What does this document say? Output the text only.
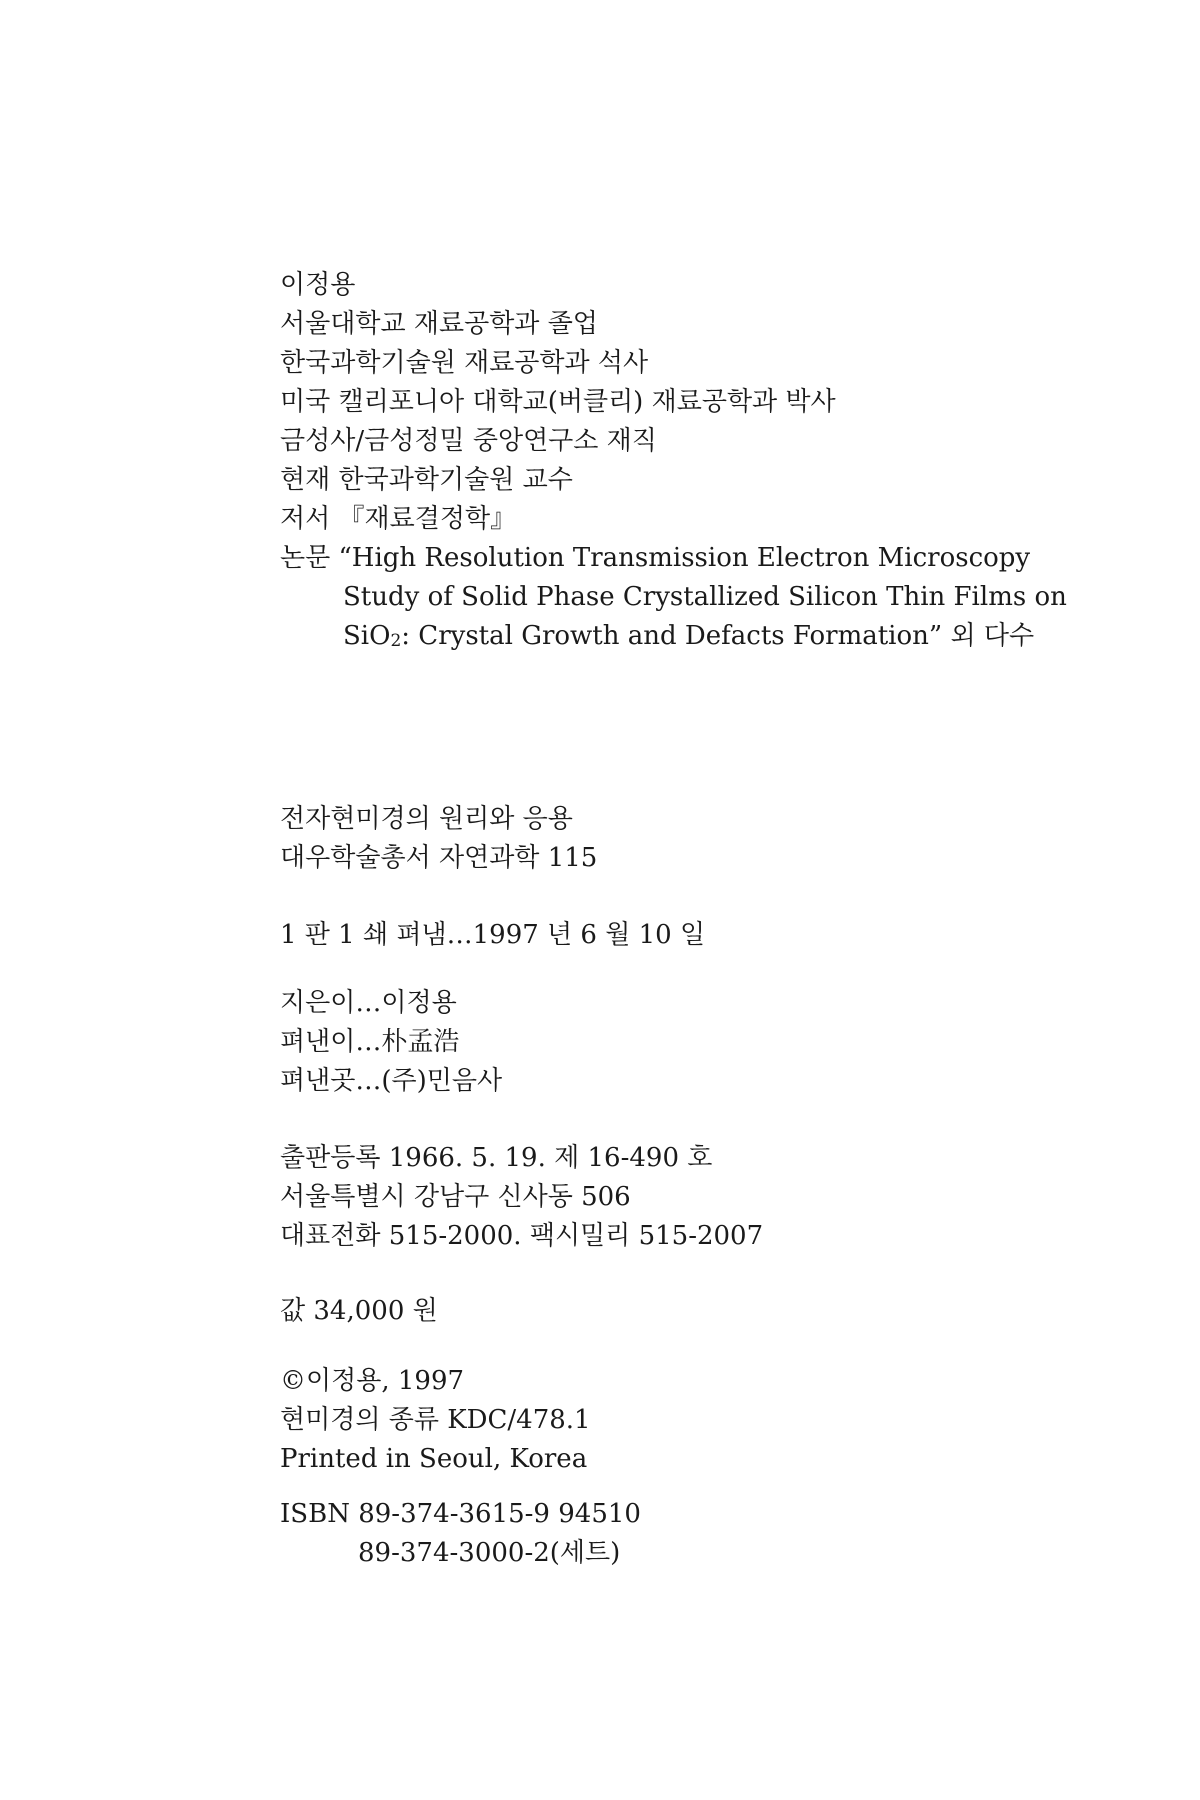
이정용
서울대학교 재료공학과 졸업
한국과학기술원 재료공학과 석사
미국 캘리포니아 대학교(버클리) 재료공학과 박사
금성사/금성정밀 중앙연구소 재직
현재 한국과학기술원 교수
저서 『재료결정학』
논문 “High Resolution Transmission Electron Microscopy
Study of Solid Phase Crystallized Silicon Thin Films on
SiO2: Crystal Growth and Defacts Formation” 외 다수
전자현미경의 원리와 응용
대우학술총서 자연과학 115
1 판 1 쇄 펴냄…1997 년 6 월 10 일
지은이…이정용
펴낸이…朴孟浩
펴낸곳…(주)민음사
출판등록 1966. 5. 19. 제 16-490 호
서울특별시 강남구 신사동 506
대표전화 515-2000. 팩시밀리 515-2007
값 34,000 원
©이정용, 1997
현미경의 종류 KDC/478.1
Printed in Seoul, Korea
ISBN 89-374-3615-9 94510
89-374-3000-2(세트)
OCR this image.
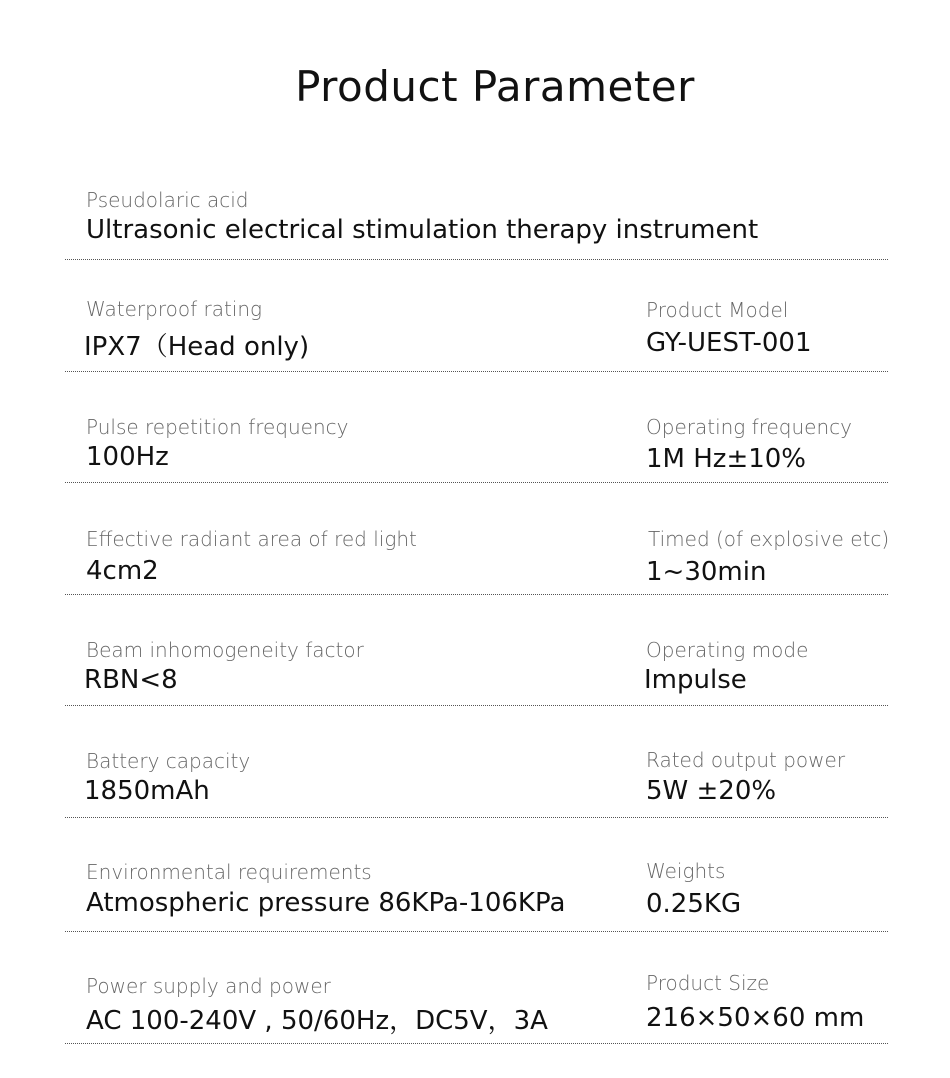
Product Parameter
Pseudolaric acid
Ultrasonic electrical stimulation therapy instrument
Waterproof rating
IPX7（Head only)
Product Model
GY-UEST-001
Pulse repetition frequency
100Hz
Operating frequency
1M Hz±10%
Effective radiant area of red light
4cm2
Timed (of explosive etc)
1~30min
Beam inhomogeneity factor
RBN<8
Operating mode
Impulse
Battery capacity
1850mAh
Rated output power
5W ±20%
Environmental requirements
Atmospheric pressure 86KPa-106KPa
Weights
0.25KG
Power supply and power
AC 100-240V , 50/60Hz，DC5V，3A
Product Size
216×50×60 mm
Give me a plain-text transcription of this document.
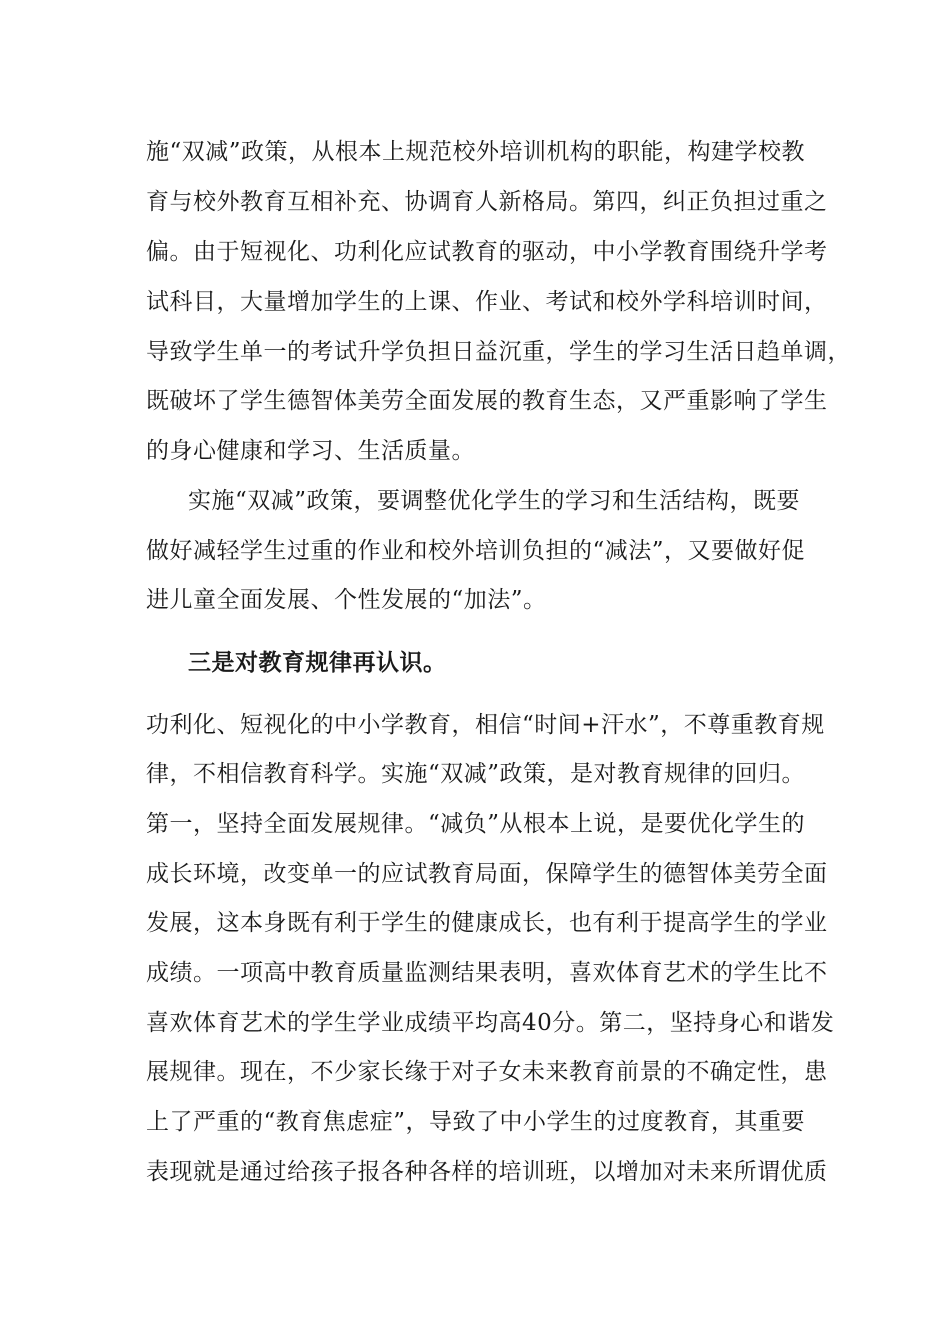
施“双减”政策，从根本上规范校外培训机构的职能，构建学校教

育与校外教育互相补充、协调育人新格局。第四，纠正负担过重之

偏。由于短视化、功利化应试教育的驱动，中小学教育围绕升学考

试科目，大量增加学生的上课、作业、考试和校外学科培训时间，

导致学生单一的考试升学负担日益沉重，学生的学习生活日趋单调，

既破坏了学生德智体美劳全面发展的教育生态，又严重影响了学生

的身心健康和学习、生活质量。

实施“双减”政策，要调整优化学生的学习和生活结构，既要

做好减轻学生过重的作业和校外培训负担的“减法”，又要做好促

进儿童全面发展、个性发展的“加法”。

三是对教育规律再认识。

功利化、短视化的中小学教育，相信“时间+汗水”，不尊重教育规

律，不相信教育科学。实施“双减”政策，是对教育规律的回归。

第一，坚持全面发展规律。“减负”从根本上说，是要优化学生的

成长环境，改变单一的应试教育局面，保障学生的德智体美劳全面

发展，这本身既有利于学生的健康成长，也有利于提高学生的学业

成绩。一项高中教育质量监测结果表明，喜欢体育艺术的学生比不

喜欢体育艺术的学生学业成绩平均高40分。第二，坚持身心和谐发

展规律。现在，不少家长缘于对子女未来教育前景的不确定性，患

上了严重的“教育焦虑症”，导致了中小学生的过度教育，其重要

表现就是通过给孩子报各种各样的培训班，以增加对未来所谓优质
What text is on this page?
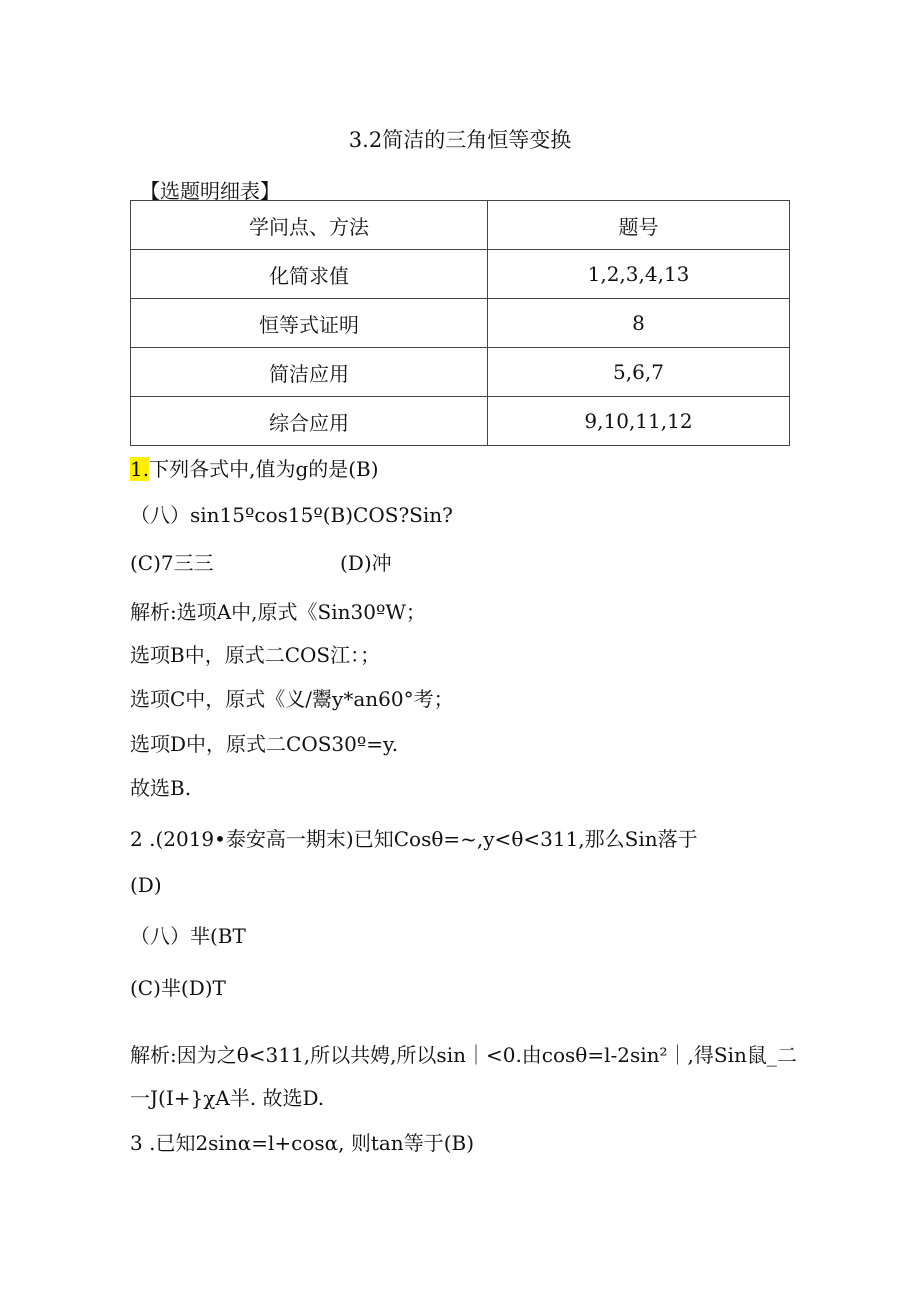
3.2简洁的三角恒等变换
【选题明细表】
学问点、方法	题号
化简求值	1,2,3,4,13
恒等式证明	8
简洁应用	5,6,7
综合应用	9,10,11,12
1.下列各式中,值为g的是(B)
（八）sin15ºcos15º(B)COS?Sin?
(C)7三三	(D)冲
解析:选项A中,原式《Sin30ºW；
选项B中，原式二COS江：；
选项C中，原式《义/鬻y*an60°考；
选项D中，原式二COS30º=y.
故选B.
2 .(2019•泰安高一期末)已知Cosθ=~,y<θ<311,那么Sin落于
(D)
（八）芈(BT
(C)芈(D)T
解析:因为之θ<311,所以共娉,所以sin｜<0.由cosθ=l-2sin²｜,得Sin鼠_二
一J(I+}χA半. 故选D.
3 .已知2sinα=l+cosα, 则tan等于(B)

# Exercise aim:
Only the lines from the one containing "What text is on this page?" through the last line of the records above should be repeated, exactly and without pictures.

# Result of this exercise:
What text is on this page?
3.2简洁的三角恒等变换
【选题明细表】
学问点、方法	题号
化简求值	1,2,3,4,13
恒等式证明	8
简洁应用	5,6,7
综合应用	9,10,11,12
1.下列各式中,值为g的是(B)
（八）sin15ºcos15º(B)COS?Sin?
(C)7三三	(D)冲
解析:选项A中,原式《Sin30ºW；
选项B中，原式二COS江：；
选项C中，原式《义/鬻y*an60°考；
选项D中，原式二COS30º=y.
故选B.
2 .(2019•泰安高一期末)已知Cosθ=~,y<θ<311,那么Sin落于
(D)
（八）芈(BT
(C)芈(D)T
解析:因为之θ<311,所以共娉,所以sin｜<0.由cosθ=l-2sin²｜,得Sin鼠_二
一J(I+}χA半. 故选D.
3 .已知2sinα=l+cosα, 则tan等于(B)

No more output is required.